Brief
Rewrite the listing below with every "x-tick-label" swapped for "x-axis-tick", changing nothing else.

Supplied data
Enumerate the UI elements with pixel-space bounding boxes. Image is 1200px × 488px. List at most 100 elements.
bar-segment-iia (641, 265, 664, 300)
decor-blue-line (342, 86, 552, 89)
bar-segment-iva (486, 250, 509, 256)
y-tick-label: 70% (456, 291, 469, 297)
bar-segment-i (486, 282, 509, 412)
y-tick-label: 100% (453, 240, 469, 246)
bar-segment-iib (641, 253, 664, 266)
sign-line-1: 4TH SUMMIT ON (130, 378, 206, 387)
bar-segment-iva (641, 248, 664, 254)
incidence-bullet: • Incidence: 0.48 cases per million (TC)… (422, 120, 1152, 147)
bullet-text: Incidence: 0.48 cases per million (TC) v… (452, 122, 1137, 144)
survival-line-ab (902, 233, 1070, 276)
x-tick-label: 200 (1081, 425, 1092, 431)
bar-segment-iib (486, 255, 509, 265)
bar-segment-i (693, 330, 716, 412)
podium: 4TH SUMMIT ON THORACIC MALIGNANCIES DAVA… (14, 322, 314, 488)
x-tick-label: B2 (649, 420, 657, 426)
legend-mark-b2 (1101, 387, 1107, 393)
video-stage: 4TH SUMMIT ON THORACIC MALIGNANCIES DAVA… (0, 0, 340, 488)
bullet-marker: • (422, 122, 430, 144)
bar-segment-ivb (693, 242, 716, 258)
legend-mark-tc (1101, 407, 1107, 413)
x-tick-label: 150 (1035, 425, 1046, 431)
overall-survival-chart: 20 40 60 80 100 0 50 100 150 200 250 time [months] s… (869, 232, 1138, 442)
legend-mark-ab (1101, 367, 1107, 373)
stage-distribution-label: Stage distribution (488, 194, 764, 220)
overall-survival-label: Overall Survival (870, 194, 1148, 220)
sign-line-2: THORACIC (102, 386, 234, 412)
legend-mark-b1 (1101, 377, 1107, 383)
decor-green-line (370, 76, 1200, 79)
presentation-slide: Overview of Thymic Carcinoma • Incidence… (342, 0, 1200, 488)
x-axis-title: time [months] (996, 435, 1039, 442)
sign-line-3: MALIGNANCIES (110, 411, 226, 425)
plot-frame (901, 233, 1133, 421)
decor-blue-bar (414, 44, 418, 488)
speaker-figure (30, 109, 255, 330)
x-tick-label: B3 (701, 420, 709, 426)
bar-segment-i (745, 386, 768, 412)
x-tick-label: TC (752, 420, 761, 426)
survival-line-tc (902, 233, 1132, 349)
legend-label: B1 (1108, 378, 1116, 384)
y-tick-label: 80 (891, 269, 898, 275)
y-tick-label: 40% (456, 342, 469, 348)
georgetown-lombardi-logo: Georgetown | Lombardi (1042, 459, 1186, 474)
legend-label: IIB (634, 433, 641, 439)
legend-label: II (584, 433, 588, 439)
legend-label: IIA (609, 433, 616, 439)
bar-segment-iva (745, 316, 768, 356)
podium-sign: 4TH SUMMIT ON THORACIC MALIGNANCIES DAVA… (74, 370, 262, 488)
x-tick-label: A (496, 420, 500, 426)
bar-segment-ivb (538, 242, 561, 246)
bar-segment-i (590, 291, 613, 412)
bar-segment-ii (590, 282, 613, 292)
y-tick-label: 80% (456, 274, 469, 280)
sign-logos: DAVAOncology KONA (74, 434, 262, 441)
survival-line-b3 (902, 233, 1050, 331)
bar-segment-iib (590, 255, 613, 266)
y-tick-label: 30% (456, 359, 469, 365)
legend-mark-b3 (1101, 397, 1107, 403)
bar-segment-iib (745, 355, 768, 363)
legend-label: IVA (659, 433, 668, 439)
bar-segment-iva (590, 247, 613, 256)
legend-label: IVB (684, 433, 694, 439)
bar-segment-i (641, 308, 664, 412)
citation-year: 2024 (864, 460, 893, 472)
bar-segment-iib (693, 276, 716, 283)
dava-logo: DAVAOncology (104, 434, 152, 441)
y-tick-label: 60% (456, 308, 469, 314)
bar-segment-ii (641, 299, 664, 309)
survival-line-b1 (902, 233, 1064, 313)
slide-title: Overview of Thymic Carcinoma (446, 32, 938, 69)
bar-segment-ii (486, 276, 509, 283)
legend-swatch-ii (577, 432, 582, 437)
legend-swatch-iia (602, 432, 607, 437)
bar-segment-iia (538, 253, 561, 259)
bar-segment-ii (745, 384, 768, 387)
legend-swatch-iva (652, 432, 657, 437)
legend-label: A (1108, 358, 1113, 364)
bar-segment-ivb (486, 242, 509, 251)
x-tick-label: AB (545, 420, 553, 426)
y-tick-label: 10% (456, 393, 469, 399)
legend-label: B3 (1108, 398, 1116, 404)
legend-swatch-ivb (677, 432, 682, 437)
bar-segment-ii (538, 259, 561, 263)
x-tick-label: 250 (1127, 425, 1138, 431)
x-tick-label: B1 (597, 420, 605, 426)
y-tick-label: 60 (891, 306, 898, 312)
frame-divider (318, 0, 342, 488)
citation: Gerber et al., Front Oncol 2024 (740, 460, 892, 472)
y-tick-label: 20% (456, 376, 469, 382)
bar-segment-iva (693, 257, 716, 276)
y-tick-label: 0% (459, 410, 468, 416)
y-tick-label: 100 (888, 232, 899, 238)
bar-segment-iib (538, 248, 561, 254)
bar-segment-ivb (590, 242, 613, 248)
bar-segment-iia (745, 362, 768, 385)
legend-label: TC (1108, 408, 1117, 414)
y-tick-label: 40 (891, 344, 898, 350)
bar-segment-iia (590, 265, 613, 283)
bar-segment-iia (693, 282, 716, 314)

Complete response
Enumerate the UI elements with pixel-space bounding boxes. Image is 1200px × 488px. List at most 100 elements.
bar-segment-iia (641, 265, 664, 300)
decor-blue-line (342, 86, 552, 89)
bar-segment-iva (486, 250, 509, 256)
y-tick-label: 70% (456, 291, 469, 297)
bar-segment-i (486, 282, 509, 412)
y-tick-label: 100% (453, 240, 469, 246)
bar-segment-iib (641, 253, 664, 266)
sign-line-1: 4TH SUMMIT ON (130, 378, 206, 387)
bar-segment-iva (641, 248, 664, 254)
incidence-bullet: • Incidence: 0.48 cases per million (TC)… (422, 120, 1152, 147)
bullet-text: Incidence: 0.48 cases per million (TC) v… (452, 122, 1137, 144)
survival-line-ab (902, 233, 1070, 276)
x-axis-tick: 200 (1081, 425, 1092, 431)
bar-segment-iib (486, 255, 509, 265)
bar-segment-i (693, 330, 716, 412)
podium: 4TH SUMMIT ON THORACIC MALIGNANCIES DAVA… (14, 322, 314, 488)
x-axis-tick: B2 (649, 420, 657, 426)
legend-mark-b2 (1101, 387, 1107, 393)
video-stage: 4TH SUMMIT ON THORACIC MALIGNANCIES DAVA… (0, 0, 340, 488)
bullet-marker: • (422, 122, 430, 144)
bar-segment-ivb (693, 242, 716, 258)
legend-mark-tc (1101, 407, 1107, 413)
x-axis-tick: 150 (1035, 425, 1046, 431)
overall-survival-chart: 20 40 60 80 100 0 50 100 150 200 250 time [months] s… (869, 232, 1138, 442)
legend-mark-ab (1101, 367, 1107, 373)
stage-distribution-label: Stage distribution (488, 194, 764, 220)
overall-survival-label: Overall Survival (870, 194, 1148, 220)
sign-line-2: THORACIC (102, 386, 234, 412)
legend-mark-b1 (1101, 377, 1107, 383)
decor-green-line (370, 76, 1200, 79)
presentation-slide: Overview of Thymic Carcinoma • Incidence… (342, 0, 1200, 488)
x-axis-title: time [months] (996, 435, 1039, 442)
sign-line-3: MALIGNANCIES (110, 411, 226, 425)
plot-frame (901, 233, 1133, 421)
decor-blue-bar (414, 44, 418, 488)
speaker-figure (30, 109, 255, 330)
x-axis-tick: B3 (701, 420, 709, 426)
bar-segment-i (745, 386, 768, 412)
x-axis-tick: TC (752, 420, 761, 426)
survival-line-tc (902, 233, 1132, 349)
legend-label: B1 (1108, 378, 1116, 384)
y-tick-label: 80 (891, 269, 898, 275)
y-tick-label: 40% (456, 342, 469, 348)
georgetown-lombardi-logo: Georgetown | Lombardi (1042, 459, 1186, 474)
legend-label: IIB (634, 433, 641, 439)
legend-label: II (584, 433, 588, 439)
legend-label: IIA (609, 433, 616, 439)
bar-segment-iva (745, 316, 768, 356)
podium-sign: 4TH SUMMIT ON THORACIC MALIGNANCIES DAVA… (74, 370, 262, 488)
x-axis-tick: A (496, 420, 500, 426)
bar-segment-ivb (538, 242, 561, 246)
bar-segment-i (590, 291, 613, 412)
bar-segment-ii (590, 282, 613, 292)
y-tick-label: 80% (456, 274, 469, 280)
sign-logos: DAVAOncology KONA (74, 434, 262, 441)
survival-line-b3 (902, 233, 1050, 331)
bar-segment-iib (590, 255, 613, 266)
y-tick-label: 30% (456, 359, 469, 365)
legend-mark-b3 (1101, 397, 1107, 403)
bar-segment-iib (745, 355, 768, 363)
legend-label: IVA (659, 433, 668, 439)
bar-segment-iva (590, 247, 613, 256)
legend-label: IVB (684, 433, 694, 439)
bar-segment-i (641, 308, 664, 412)
citation-year: 2024 (864, 460, 893, 472)
bar-segment-iib (693, 276, 716, 283)
dava-logo: DAVAOncology (104, 434, 152, 441)
y-tick-label: 60% (456, 308, 469, 314)
bar-segment-ii (641, 299, 664, 309)
survival-line-b1 (902, 233, 1064, 313)
slide-title: Overview of Thymic Carcinoma (446, 32, 938, 69)
bar-segment-ii (486, 276, 509, 283)
legend-swatch-ii (577, 432, 582, 437)
legend-swatch-iia (602, 432, 607, 437)
bar-segment-iia (538, 253, 561, 259)
bar-segment-ii (745, 384, 768, 387)
legend-swatch-iva (652, 432, 657, 437)
legend-label: A (1108, 358, 1113, 364)
bar-segment-ivb (486, 242, 509, 251)
x-axis-tick: AB (545, 420, 553, 426)
y-tick-label: 10% (456, 393, 469, 399)
legend-label: B3 (1108, 398, 1116, 404)
legend-swatch-ivb (677, 432, 682, 437)
bar-segment-ii (538, 259, 561, 263)
x-axis-tick: 250 (1127, 425, 1138, 431)
x-axis-tick: B1 (597, 420, 605, 426)
y-tick-label: 60 (891, 306, 898, 312)
frame-divider (318, 0, 342, 488)
citation: Gerber et al., Front Oncol 2024 (740, 460, 892, 472)
y-tick-label: 20% (456, 376, 469, 382)
bar-segment-iva (693, 257, 716, 276)
y-tick-label: 0% (459, 410, 468, 416)
y-tick-label: 100 (888, 232, 899, 238)
bar-segment-iib (538, 248, 561, 254)
bar-segment-ivb (590, 242, 613, 248)
bar-segment-iia (745, 362, 768, 385)
legend-label: TC (1108, 408, 1117, 414)
y-tick-label: 40 (891, 344, 898, 350)
bar-segment-iia (590, 265, 613, 283)
bar-segment-iia (693, 282, 716, 314)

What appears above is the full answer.